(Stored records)
————————

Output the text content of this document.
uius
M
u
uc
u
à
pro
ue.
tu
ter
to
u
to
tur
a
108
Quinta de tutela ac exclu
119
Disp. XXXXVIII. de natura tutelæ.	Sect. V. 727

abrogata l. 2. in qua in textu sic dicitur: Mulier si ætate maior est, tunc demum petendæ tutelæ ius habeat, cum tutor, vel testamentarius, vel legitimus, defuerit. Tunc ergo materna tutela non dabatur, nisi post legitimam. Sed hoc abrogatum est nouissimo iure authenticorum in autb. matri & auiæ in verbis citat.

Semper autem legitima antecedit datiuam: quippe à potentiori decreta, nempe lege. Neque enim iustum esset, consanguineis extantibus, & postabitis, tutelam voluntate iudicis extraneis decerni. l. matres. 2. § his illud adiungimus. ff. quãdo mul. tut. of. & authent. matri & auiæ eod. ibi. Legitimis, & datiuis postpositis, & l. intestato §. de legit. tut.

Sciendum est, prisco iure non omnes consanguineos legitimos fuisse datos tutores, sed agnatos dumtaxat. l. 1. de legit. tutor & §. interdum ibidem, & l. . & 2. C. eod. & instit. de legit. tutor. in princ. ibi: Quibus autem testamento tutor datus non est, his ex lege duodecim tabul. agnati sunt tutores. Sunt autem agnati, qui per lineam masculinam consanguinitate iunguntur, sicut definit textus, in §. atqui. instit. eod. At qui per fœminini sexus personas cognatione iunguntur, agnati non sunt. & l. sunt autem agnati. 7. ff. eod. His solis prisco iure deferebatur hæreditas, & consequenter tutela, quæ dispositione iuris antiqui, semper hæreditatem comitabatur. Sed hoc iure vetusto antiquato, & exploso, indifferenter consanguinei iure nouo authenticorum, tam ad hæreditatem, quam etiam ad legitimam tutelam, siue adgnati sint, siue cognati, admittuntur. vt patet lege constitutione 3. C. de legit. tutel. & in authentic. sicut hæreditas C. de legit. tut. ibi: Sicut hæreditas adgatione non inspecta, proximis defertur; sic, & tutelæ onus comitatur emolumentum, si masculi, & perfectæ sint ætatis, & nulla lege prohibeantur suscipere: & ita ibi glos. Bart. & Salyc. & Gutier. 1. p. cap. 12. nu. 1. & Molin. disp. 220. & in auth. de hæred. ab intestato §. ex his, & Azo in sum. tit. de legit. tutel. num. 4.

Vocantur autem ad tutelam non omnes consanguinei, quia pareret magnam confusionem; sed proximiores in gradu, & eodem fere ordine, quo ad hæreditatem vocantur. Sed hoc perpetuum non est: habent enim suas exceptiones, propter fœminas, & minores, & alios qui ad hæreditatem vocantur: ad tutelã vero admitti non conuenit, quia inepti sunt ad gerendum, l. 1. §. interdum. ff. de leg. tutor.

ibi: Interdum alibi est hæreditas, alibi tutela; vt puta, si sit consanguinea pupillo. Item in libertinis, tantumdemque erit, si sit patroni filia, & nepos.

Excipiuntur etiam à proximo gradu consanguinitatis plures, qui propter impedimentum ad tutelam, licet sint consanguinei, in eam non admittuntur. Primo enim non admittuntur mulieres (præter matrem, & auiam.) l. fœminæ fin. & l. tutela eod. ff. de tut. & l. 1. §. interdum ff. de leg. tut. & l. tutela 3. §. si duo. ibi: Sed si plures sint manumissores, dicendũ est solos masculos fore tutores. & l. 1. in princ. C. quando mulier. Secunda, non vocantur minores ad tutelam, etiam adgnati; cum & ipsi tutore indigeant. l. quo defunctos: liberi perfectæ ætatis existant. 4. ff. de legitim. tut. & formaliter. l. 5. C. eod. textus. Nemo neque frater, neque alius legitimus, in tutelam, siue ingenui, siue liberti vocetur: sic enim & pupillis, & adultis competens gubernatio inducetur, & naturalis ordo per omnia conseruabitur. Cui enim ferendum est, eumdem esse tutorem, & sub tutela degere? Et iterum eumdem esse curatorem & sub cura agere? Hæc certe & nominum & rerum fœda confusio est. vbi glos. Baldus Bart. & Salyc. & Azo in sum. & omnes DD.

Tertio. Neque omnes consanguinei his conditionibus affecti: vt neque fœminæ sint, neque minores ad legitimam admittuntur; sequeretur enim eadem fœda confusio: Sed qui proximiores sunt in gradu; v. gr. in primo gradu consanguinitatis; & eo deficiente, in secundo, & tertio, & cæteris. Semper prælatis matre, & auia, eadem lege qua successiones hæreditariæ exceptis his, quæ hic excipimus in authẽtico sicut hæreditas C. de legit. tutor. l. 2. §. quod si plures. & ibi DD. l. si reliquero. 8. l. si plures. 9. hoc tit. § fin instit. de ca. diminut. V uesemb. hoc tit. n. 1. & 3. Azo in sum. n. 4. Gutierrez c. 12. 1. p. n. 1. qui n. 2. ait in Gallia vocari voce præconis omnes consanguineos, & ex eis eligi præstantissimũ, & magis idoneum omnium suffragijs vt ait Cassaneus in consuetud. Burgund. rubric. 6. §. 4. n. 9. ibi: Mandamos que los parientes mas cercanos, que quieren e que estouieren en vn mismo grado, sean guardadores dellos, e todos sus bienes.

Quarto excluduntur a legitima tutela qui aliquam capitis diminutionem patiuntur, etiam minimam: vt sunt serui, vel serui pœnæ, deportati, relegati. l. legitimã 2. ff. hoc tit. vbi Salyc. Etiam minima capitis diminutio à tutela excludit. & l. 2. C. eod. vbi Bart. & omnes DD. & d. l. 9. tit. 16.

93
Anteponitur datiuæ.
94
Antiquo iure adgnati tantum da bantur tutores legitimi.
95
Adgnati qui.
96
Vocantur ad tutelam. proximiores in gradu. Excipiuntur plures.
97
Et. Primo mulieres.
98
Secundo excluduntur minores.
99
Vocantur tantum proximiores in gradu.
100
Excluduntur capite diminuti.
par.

————————

▸ **INSTRUCTIONS FOR THE TASK**: Repeat each record exactly, leaving nothing out.

▸ **PROBLEM SOLUTION**:
Output the text content of this document.
uius
M
u
uc
u
à
pro
ue.
tu
ter
to
u
to
tur
a
108
Quinta de tutela ac exclu
119
Disp. XXXXVIII. de natura tutelæ.	Sect. V. 727

abrogata l. 2. in qua in textu sic dicitur: Mulier si ætate maior est, tunc demum petendæ tutelæ ius habeat, cum tutor, vel testamentarius, vel legitimus, defuerit. Tunc ergo materna tutela non dabatur, nisi post legitimam. Sed hoc abrogatum est nouissimo iure authenticorum in autb. matri & auiæ in verbis citat.

Semper autem legitima antecedit datiuam: quippe à potentiori decreta, nempe lege. Neque enim iustum esset, consanguineis extantibus, & postabitis, tutelam voluntate iudicis extraneis decerni. l. matres. 2. § his illud adiungimus. ff. quãdo mul. tut. of. & authent. matri & auiæ eod. ibi. Legitimis, & datiuis postpositis, & l. intestato §. de legit. tut.

Sciendum est, prisco iure non omnes consanguineos legitimos fuisse datos tutores, sed agnatos dumtaxat. l. 1. de legit. tutor & §. interdum ibidem, & l. . & 2. C. eod. & instit. de legit. tutor. in princ. ibi: Quibus autem testamento tutor datus non est, his ex lege duodecim tabul. agnati sunt tutores. Sunt autem agnati, qui per lineam masculinam consanguinitate iunguntur, sicut definit textus, in §. atqui. instit. eod. At qui per fœminini sexus personas cognatione iunguntur, agnati non sunt. & l. sunt autem agnati. 7. ff. eod. His solis prisco iure deferebatur hæreditas, & consequenter tutela, quæ dispositione iuris antiqui, semper hæreditatem comitabatur. Sed hoc iure vetusto antiquato, & exploso, indifferenter consanguinei iure nouo authenticorum, tam ad hæreditatem, quam etiam ad legitimam tutelam, siue adgnati sint, siue cognati, admittuntur. vt patet lege constitutione 3. C. de legit. tutel. & in authentic. sicut hæreditas C. de legit. tut. ibi: Sicut hæreditas adgatione non inspecta, proximis defertur; sic, & tutelæ onus comitatur emolumentum, si masculi, & perfectæ sint ætatis, & nulla lege prohibeantur suscipere: & ita ibi glos. Bart. & Salyc. & Gutier. 1. p. cap. 12. nu. 1. & Molin. disp. 220. & in auth. de hæred. ab intestato §. ex his, & Azo in sum. tit. de legit. tutel. num. 4.

Vocantur autem ad tutelam non omnes consanguinei, quia pareret magnam confusionem; sed proximiores in gradu, & eodem fere ordine, quo ad hæreditatem vocantur. Sed hoc perpetuum non est: habent enim suas exceptiones, propter fœminas, & minores, & alios qui ad hæreditatem vocantur: ad tutelã vero admitti non conuenit, quia inepti sunt ad gerendum, l. 1. §. interdum. ff. de leg. tutor.

ibi: Interdum alibi est hæreditas, alibi tutela; vt puta, si sit consanguinea pupillo. Item in libertinis, tantumdemque erit, si sit patroni filia, & nepos.

Excipiuntur etiam à proximo gradu consanguinitatis plures, qui propter impedimentum ad tutelam, licet sint consanguinei, in eam non admittuntur. Primo enim non admittuntur mulieres (præter matrem, & auiam.) l. fœminæ fin. & l. tutela eod. ff. de tut. & l. 1. §. interdum ff. de leg. tut. & l. tutela 3. §. si duo. ibi: Sed si plures sint manumissores, dicendũ est solos masculos fore tutores. & l. 1. in princ. C. quando mulier. Secunda, non vocantur minores ad tutelam, etiam adgnati; cum & ipsi tutore indigeant. l. quo defunctos: liberi perfectæ ætatis existant. 4. ff. de legitim. tut. & formaliter. l. 5. C. eod. textus. Nemo neque frater, neque alius legitimus, in tutelam, siue ingenui, siue liberti vocetur: sic enim & pupillis, & adultis competens gubernatio inducetur, & naturalis ordo per omnia conseruabitur. Cui enim ferendum est, eumdem esse tutorem, & sub tutela degere? Et iterum eumdem esse curatorem & sub cura agere? Hæc certe & nominum & rerum fœda confusio est. vbi glos. Baldus Bart. & Salyc. & Azo in sum. & omnes DD.

Tertio. Neque omnes consanguinei his conditionibus affecti: vt neque fœminæ sint, neque minores ad legitimam admittuntur; sequeretur enim eadem fœda confusio: Sed qui proximiores sunt in gradu; v. gr. in primo gradu consanguinitatis; & eo deficiente, in secundo, & tertio, & cæteris. Semper prælatis matre, & auia, eadem lege qua successiones hæreditariæ exceptis his, quæ hic excipimus in authẽtico sicut hæreditas C. de legit. tutor. l. 2. §. quod si plures. & ibi DD. l. si reliquero. 8. l. si plures. 9. hoc tit. § fin instit. de ca. diminut. V uesemb. hoc tit. n. 1. & 3. Azo in sum. n. 4. Gutierrez c. 12. 1. p. n. 1. qui n. 2. ait in Gallia vocari voce præconis omnes consanguineos, & ex eis eligi præstantissimũ, & magis idoneum omnium suffragijs vt ait Cassaneus in consuetud. Burgund. rubric. 6. §. 4. n. 9. ibi: Mandamos que los parientes mas cercanos, que quieren e que estouieren en vn mismo grado, sean guardadores dellos, e todos sus bienes.

Quarto excluduntur a legitima tutela qui aliquam capitis diminutionem patiuntur, etiam minimam: vt sunt serui, vel serui pœnæ, deportati, relegati. l. legitimã 2. ff. hoc tit. vbi Salyc. Etiam minima capitis diminutio à tutela excludit. & l. 2. C. eod. vbi Bart. & omnes DD. & d. l. 9. tit. 16.

93
Anteponitur datiuæ.
94
Antiquo iure adgnati tantum da bantur tutores legitimi.
95
Adgnati qui.
96
Vocantur ad tutelam. proximiores in gradu. Excipiuntur plures.
97
Et. Primo mulieres.
98
Secundo excluduntur minores.
99
Vocantur tantum proximiores in gradu.
100
Excluduntur capite diminuti.
par.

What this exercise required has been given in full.